Establishing a variable that matches your header height is very helpful in modern development for various use cases. For example, let’s say your header is sticky and you’re using a sticky element on your page. You need a top value on your sticky element that references your website’s header height.
Automatic.css creates a --header-height
variable automatically. You just have to tell ACSS what the height of your header is. Once ACSS has this information, it can automatically create super helpful content offsets, sticky offsets, scroll offsets, etc.
First, let’s talk about how to set your header heights. Then we’ll run through all the things ACSS can help you with when it comes to your header height.
Header Height Values
In the ACSS dashboard, navigate to Layout and then Header.
ACSS needs to know the height of your header at each breakpoint. This is easy to find by loading your site on the front end, right clicking your header, and getting the computed height. Do this at each breakpoint and insert the value into the inputs.
Note: If your header height ever changes, recalculate these values.
Offset Page Content Automatically
If your website uses a sticky header, it means that your header takes up some of the room in the hero section of your pages. This makes your hero spacing look off-balance.
In this case, turn on the “Offset Page Content Automatically” option. Automatic.css will now fix every page on your website automatically, restoring perfectly balanced spacing to the first section on every page.
Exclude Headers & Pages From Content Offset
In some cases, you might want to remove the offset on certain pages or when certain headers are present. This is possible using the exclusion options that activate when you turn on Offset Content Automatically.
You can exclude specific headers by entering any valid selector for the header. A data attribute is a really good way to do this because it also allows you to make a header sticky or not sticky from the back-end of WordPress.
We provide a default data attribute [data-sticky-header="0"]
that you can use, which is already excluded by default. Of course, you can use any selector or list of selectors you’d like, just make sure to wrap each selector in quotes and comma separate them.
You can also disable the offset on specific pages by referencing the unique body class of the page (WordPress adds a body class to every page automatically) or by using the default utility class .content-offset--off
.
Sticky Offset
The same issue with scroll-to-hash happens with sticky elements. By default sticky elements stick to the top of the screen. A sticky header will cover them up if you don’t give the sticky element an offset value.
If you want Automatic.css to automatically rescue your sticky elements and offset them, turn on the “Offset Sticky Elements Automatically” setting in the Sticky Styling panel (Additional Styling):
Now, when you use the .sticky
class, you don’t have to worry about an offset. ACSS will use your header height and your offset preferences from above to generate the appropriate offset.
Of course, this can be overridden on a case-by-case basis by setting a custom top value for any sticky element.

### HOW TO COMPLETE THIS TASK
Based on the header height guide above, explain in one to three sentences why a data attribute is considered a good way to exclude specific headers from the content offset.

### DATA UNDER STUDY
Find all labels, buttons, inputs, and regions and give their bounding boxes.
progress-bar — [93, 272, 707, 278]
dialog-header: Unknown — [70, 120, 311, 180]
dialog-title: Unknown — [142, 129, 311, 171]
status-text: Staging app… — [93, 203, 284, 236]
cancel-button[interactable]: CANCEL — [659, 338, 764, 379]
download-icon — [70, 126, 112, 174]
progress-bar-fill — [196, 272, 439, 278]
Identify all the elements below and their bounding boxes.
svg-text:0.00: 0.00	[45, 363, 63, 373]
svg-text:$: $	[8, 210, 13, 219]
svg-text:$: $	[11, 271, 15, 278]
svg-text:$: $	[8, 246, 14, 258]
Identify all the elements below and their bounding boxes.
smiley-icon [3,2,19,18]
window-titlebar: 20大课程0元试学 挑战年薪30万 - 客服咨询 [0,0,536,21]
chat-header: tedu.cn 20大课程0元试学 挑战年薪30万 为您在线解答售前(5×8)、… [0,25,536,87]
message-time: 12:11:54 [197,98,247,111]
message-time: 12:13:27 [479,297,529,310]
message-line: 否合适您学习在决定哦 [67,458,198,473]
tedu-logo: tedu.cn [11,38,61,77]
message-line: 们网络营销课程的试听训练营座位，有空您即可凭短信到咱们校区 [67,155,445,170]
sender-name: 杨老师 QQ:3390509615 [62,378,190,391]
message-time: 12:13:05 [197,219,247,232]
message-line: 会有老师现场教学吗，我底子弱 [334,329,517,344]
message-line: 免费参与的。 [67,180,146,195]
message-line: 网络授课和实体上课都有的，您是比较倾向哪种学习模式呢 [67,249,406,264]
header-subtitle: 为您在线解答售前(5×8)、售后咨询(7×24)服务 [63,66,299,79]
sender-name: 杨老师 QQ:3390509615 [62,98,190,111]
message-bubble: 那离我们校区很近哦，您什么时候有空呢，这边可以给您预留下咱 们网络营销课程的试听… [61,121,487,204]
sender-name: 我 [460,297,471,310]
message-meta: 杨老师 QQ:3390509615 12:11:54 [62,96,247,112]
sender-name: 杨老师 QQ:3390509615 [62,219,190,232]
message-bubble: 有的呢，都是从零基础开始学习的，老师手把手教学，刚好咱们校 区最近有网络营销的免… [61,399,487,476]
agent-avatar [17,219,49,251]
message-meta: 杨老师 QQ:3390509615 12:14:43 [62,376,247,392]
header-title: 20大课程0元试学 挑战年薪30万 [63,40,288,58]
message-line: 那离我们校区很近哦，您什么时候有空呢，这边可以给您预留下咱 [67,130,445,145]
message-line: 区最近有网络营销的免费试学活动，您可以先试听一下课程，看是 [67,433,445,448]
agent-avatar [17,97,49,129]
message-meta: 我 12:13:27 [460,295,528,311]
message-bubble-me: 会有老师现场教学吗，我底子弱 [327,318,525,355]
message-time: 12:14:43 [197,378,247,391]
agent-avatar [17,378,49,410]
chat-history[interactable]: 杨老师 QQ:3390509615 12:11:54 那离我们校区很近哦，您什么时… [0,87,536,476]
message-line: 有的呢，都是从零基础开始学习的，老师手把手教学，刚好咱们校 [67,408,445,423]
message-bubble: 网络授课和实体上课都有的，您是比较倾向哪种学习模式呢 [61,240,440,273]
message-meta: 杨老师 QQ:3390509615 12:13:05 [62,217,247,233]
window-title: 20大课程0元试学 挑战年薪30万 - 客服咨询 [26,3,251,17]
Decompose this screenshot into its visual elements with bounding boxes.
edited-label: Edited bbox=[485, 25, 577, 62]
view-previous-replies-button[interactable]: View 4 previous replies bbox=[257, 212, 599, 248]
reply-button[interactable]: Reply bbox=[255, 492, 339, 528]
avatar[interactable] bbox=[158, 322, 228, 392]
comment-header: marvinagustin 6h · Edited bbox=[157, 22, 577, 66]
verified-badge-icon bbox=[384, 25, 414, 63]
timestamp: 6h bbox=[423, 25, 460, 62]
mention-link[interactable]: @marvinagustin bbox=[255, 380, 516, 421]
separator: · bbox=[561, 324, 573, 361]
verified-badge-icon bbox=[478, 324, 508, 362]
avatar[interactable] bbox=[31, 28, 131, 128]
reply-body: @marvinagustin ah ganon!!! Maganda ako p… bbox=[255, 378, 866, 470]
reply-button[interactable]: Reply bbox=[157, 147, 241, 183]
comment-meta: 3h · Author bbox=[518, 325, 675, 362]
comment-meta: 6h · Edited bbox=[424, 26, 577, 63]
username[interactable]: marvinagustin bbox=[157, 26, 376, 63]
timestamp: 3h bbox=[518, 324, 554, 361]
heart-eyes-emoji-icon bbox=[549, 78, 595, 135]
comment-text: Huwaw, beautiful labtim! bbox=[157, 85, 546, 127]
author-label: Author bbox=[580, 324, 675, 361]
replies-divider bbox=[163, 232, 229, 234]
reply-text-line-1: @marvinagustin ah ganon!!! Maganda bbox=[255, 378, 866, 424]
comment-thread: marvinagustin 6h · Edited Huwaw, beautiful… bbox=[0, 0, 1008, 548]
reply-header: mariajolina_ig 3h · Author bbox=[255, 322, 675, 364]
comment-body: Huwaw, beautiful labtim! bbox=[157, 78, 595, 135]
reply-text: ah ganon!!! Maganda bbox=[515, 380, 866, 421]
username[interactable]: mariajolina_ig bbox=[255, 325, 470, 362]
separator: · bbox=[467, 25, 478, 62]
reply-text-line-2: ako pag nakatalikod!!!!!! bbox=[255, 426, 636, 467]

### RESPONSE FOR THIS EXERCISE
A data attribute works well because, besides identifying the header to exclude, it also allows you to make a header sticky or not sticky from the back-end of WordPress. ACSS provides a default attribute, [data-sticky-header="0"], which is already excluded by default.